= Provided passage =
═══

Migration has become one of the most prominent issues in the debate on Britain’s membership of the European Union (EU), indeed some commentators
are suggesting it might determine the outcome of the upcoming Referendum. However, the arguments about how Brexit might influence immigration to the UK are complex, the
debate is often confused, and many of the claims deserve some scrutiny. In this brief, I review the various arguments being put forward in the debate, and consider how remaining or leaving the EU might affect immigration to the UK.
1 Will Brexit exempt the UK from EU provisions on free movement?

═══

= Recorded data =
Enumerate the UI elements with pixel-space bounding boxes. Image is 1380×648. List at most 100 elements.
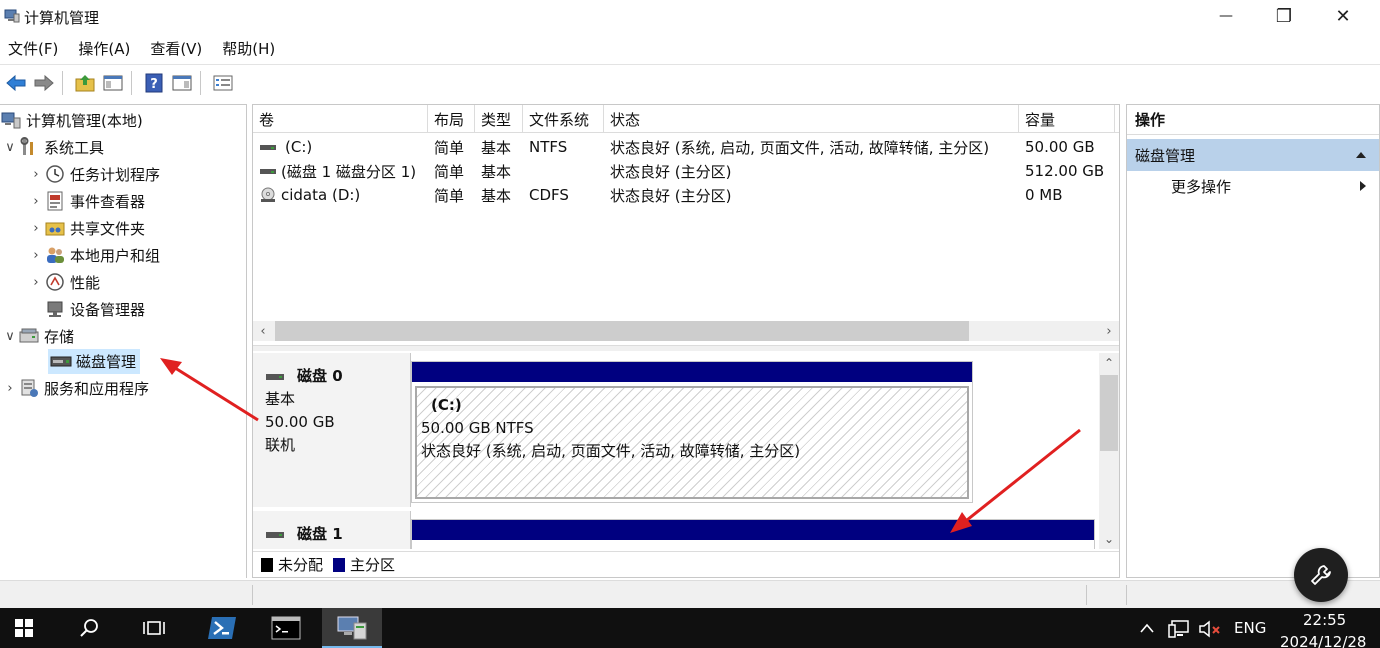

═══

= The problem =
Using the brief on Brexit and migration, mark each statement yes or no and quote the words that decide it: 1. Some commentators think migration might determine the outcome of the Referendum. 2. The arguments about Brexit's effect on immigration to the UK are straightforward. 3. The brief considers how both remaining in and leaving the EU might affect immigration to the UK. The data plays no role here.

= Task result =
1. Yes: "some commentators are suggesting it might determine the outcome of the upcoming Referendum"
2. No: "the arguments about how Brexit might influence immigration to the UK are complex"
3. Yes: "consider how remaining or leaving the EU might affect immigration to the UK"